TO DO:
Give the listing again exactly, omitting its images.

ENTRIES:
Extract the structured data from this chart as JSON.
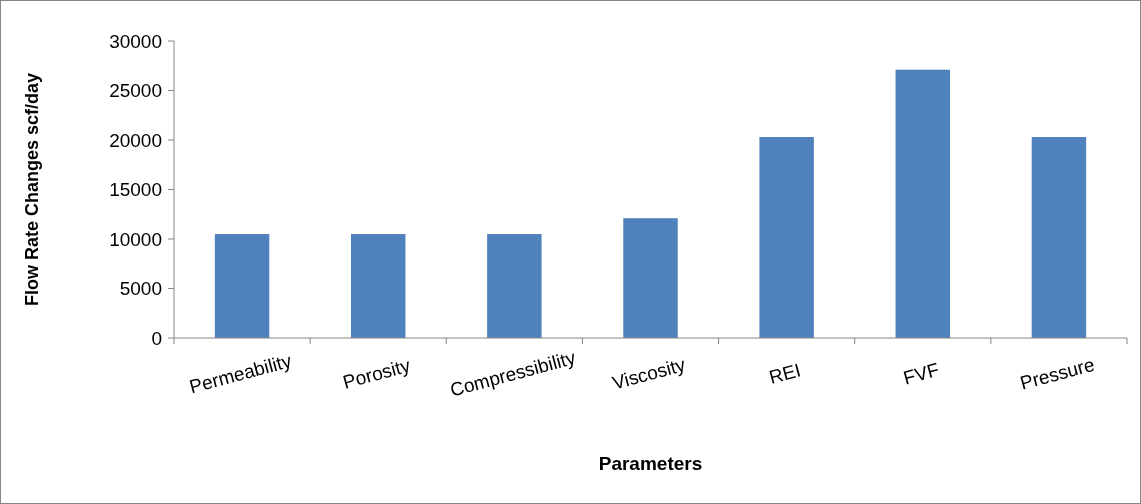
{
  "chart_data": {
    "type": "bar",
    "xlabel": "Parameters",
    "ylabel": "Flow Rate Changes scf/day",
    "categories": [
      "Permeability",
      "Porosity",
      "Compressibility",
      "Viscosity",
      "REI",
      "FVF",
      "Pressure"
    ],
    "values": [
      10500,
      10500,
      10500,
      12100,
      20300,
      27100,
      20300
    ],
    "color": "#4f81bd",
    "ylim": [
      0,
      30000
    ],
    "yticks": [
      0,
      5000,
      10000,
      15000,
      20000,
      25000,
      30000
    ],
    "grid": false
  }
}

SOLUTION TO THIS TASK:
Extract the structured data from this chart as JSON.
{
  "chart_data": {
    "type": "bar",
    "xlabel": "Parameters",
    "ylabel": "Flow Rate Changes scf/day",
    "categories": [
      "Permeability",
      "Porosity",
      "Compressibility",
      "Viscosity",
      "REI",
      "FVF",
      "Pressure"
    ],
    "values": [
      10500,
      10500,
      10500,
      12100,
      20300,
      27100,
      20300
    ],
    "color": "#4f81bd",
    "ylim": [
      0,
      30000
    ],
    "yticks": [
      0,
      5000,
      10000,
      15000,
      20000,
      25000,
      30000
    ],
    "grid": false
  }
}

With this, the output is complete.